◆ **Work instructions**
Restate the entire listing word for word.

◆ **Data rows**
= = =
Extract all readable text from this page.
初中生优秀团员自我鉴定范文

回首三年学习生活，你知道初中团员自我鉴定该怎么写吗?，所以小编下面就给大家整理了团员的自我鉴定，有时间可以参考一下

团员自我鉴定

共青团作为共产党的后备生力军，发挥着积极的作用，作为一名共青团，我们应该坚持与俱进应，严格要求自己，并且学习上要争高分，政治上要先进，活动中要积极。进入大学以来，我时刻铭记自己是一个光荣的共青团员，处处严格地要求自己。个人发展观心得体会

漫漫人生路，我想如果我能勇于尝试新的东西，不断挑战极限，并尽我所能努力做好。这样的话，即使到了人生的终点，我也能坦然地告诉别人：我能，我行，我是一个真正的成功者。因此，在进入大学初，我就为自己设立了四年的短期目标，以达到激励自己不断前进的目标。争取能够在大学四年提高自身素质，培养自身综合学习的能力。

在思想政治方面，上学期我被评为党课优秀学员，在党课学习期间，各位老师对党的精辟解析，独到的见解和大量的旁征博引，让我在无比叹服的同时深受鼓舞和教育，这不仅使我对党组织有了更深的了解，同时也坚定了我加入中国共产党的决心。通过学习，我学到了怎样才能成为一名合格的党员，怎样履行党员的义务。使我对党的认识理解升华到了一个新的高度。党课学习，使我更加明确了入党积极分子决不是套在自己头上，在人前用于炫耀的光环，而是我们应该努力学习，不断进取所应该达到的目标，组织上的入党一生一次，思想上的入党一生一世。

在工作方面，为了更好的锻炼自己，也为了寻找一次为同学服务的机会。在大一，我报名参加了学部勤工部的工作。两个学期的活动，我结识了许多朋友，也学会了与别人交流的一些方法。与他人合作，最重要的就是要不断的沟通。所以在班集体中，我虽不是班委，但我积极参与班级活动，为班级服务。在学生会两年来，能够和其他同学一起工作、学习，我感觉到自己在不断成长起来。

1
= = =
◆ **Written response**
Extract all readable text from this page.
初中生优秀团员自我鉴定范文

回首三年学习生活，你知道初中团员自我鉴定该怎么写吗?，所以小编下面就给大家整理了团员的自我鉴定，有时间可以参考一下

团员自我鉴定

共青团作为共产党的后备生力军，发挥着积极的作用，作为一名共青团，我们应该坚持与俱进应，严格要求自己，并且学习上要争高分，政治上要先进，活动中要积极。进入大学以来，我时刻铭记自己是一个光荣的共青团员，处处严格地要求自己。个人发展观心得体会

漫漫人生路，我想如果我能勇于尝试新的东西，不断挑战极限，并尽我所能努力做好。这样的话，即使到了人生的终点，我也能坦然地告诉别人：我能，我行，我是一个真正的成功者。因此，在进入大学初，我就为自己设立了四年的短期目标，以达到激励自己不断前进的目标。争取能够在大学四年提高自身素质，培养自身综合学习的能力。

在思想政治方面，上学期我被评为党课优秀学员，在党课学习期间，各位老师对党的精辟解析，独到的见解和大量的旁征博引，让我在无比叹服的同时深受鼓舞和教育，这不仅使我对党组织有了更深的了解，同时也坚定了我加入中国共产党的决心。通过学习，我学到了怎样才能成为一名合格的党员，怎样履行党员的义务。使我对党的认识理解升华到了一个新的高度。党课学习，使我更加明确了入党积极分子决不是套在自己头上，在人前用于炫耀的光环，而是我们应该努力学习，不断进取所应该达到的目标，组织上的入党一生一次，思想上的入党一生一世。

在工作方面，为了更好的锻炼自己，也为了寻找一次为同学服务的机会。在大一，我报名参加了学部勤工部的工作。两个学期的活动，我结识了许多朋友，也学会了与别人交流的一些方法。与他人合作，最重要的就是要不断的沟通。所以在班集体中，我虽不是班委，但我积极参与班级活动，为班级服务。在学生会两年来，能够和其他同学一起工作、学习，我感觉到自己在不断成长起来。

1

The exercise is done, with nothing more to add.